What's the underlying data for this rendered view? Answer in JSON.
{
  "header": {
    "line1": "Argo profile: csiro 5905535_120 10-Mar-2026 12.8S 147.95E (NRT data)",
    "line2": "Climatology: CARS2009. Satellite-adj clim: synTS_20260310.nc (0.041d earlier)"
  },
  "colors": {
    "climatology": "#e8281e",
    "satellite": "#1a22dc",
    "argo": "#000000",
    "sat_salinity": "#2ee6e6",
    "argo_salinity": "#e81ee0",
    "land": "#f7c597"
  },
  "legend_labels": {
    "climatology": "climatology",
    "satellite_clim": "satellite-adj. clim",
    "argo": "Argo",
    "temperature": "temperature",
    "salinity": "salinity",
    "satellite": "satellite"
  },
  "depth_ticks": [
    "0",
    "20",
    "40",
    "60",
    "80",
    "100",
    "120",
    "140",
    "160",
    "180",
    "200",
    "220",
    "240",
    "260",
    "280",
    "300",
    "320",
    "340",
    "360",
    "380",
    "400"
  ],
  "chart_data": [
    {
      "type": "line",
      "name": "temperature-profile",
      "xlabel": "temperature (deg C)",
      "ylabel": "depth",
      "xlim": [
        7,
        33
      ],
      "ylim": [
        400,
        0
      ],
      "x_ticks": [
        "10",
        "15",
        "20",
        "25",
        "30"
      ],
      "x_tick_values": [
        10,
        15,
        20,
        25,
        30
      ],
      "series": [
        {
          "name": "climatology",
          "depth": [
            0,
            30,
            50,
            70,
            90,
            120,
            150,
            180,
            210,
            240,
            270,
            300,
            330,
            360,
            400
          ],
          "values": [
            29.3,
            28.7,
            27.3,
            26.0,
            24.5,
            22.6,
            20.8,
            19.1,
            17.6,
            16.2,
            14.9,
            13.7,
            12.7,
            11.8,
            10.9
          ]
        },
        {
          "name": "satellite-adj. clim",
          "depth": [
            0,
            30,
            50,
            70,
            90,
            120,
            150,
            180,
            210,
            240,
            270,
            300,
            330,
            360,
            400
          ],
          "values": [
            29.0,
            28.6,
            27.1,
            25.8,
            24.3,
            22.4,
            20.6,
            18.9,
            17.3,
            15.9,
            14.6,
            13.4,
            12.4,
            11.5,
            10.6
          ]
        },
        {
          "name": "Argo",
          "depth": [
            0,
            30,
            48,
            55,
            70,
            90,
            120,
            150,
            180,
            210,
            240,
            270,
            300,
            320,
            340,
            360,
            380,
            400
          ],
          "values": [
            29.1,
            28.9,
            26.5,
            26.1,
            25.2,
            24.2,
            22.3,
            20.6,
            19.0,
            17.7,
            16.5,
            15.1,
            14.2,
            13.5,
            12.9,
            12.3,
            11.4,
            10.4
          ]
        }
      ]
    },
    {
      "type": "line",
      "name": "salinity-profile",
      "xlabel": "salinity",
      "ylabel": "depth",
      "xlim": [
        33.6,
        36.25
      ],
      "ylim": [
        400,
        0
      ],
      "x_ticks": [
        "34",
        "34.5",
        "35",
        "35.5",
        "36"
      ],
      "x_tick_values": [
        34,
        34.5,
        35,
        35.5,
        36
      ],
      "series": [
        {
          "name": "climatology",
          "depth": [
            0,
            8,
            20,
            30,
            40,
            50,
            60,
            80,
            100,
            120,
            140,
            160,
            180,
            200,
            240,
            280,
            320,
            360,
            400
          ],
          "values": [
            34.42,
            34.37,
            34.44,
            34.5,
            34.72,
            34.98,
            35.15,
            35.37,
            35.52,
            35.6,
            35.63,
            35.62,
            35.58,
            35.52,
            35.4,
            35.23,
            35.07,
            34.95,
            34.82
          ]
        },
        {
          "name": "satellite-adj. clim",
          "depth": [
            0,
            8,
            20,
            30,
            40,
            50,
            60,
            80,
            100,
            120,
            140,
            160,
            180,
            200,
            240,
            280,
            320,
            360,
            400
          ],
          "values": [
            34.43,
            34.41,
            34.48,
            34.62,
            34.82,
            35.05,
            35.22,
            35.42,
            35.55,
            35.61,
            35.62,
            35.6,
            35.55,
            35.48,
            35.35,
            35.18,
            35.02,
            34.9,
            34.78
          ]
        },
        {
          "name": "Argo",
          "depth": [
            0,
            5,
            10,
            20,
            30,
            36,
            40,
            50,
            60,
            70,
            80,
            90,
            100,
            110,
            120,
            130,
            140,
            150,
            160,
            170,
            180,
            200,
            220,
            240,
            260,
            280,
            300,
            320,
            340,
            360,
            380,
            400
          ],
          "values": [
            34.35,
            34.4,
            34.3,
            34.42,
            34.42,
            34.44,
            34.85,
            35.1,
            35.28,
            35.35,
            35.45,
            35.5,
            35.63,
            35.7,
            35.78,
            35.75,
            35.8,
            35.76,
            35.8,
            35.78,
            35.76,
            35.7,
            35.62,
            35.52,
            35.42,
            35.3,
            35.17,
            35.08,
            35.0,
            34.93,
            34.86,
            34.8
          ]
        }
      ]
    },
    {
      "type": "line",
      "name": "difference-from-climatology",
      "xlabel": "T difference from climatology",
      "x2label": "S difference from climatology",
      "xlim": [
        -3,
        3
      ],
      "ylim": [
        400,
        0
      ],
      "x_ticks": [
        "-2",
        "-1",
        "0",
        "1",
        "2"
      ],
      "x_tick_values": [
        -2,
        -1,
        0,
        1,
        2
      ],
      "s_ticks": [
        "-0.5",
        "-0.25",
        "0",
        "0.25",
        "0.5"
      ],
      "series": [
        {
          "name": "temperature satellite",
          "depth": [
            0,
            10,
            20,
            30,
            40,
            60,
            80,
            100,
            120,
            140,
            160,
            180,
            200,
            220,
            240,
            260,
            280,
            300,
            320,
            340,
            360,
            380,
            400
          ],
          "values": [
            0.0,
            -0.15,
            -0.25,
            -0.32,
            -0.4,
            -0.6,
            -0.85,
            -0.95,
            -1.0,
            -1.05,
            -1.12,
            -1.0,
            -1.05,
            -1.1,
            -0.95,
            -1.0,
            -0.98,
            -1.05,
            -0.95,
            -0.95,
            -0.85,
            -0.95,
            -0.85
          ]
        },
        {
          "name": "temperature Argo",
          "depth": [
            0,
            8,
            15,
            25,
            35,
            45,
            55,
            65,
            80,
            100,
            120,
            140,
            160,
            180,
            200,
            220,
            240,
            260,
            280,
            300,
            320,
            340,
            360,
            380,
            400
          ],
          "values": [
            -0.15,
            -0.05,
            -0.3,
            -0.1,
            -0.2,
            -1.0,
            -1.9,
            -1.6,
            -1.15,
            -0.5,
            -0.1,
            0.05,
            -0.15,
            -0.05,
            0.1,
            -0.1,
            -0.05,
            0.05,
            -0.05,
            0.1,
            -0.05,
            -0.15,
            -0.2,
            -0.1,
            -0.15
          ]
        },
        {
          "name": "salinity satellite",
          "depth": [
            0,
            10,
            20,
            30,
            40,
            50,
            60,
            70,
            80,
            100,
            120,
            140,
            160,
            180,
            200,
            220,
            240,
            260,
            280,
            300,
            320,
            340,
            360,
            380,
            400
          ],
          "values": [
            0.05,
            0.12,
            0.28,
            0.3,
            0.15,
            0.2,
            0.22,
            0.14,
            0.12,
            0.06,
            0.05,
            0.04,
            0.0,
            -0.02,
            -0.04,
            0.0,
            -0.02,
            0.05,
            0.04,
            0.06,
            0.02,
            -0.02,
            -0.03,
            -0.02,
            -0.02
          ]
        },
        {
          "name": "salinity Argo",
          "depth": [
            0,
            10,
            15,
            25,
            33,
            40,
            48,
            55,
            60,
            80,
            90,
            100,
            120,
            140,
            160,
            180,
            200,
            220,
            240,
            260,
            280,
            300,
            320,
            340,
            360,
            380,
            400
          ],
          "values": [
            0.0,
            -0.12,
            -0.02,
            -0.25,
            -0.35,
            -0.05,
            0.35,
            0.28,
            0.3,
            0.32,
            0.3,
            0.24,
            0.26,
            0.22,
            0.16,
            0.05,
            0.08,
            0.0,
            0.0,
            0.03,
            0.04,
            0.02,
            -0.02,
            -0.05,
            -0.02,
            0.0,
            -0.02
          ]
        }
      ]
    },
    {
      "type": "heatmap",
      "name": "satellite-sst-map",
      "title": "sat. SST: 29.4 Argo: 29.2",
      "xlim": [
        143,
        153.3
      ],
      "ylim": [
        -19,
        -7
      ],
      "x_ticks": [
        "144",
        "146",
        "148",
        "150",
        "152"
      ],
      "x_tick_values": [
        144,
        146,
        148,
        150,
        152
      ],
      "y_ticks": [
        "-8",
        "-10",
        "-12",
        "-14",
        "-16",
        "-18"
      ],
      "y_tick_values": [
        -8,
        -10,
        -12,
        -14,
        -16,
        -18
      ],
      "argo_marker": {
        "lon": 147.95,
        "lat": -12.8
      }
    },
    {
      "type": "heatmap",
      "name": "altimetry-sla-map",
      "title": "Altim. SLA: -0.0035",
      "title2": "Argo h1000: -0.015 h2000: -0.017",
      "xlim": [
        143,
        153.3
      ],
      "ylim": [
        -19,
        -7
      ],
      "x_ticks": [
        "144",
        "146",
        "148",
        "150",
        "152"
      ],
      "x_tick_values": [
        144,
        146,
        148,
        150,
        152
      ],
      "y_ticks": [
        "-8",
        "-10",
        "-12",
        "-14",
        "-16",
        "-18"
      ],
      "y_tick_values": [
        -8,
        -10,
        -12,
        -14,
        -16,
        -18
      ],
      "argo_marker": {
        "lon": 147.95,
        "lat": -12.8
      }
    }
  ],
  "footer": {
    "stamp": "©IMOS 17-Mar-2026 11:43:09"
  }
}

__Exercise description__
Find all lines holding the string "from" and copy them.

__Full response__
      "name": "difference-from-climatology",
      "xlabel": "T difference from climatology",
      "x2label": "S difference from climatology",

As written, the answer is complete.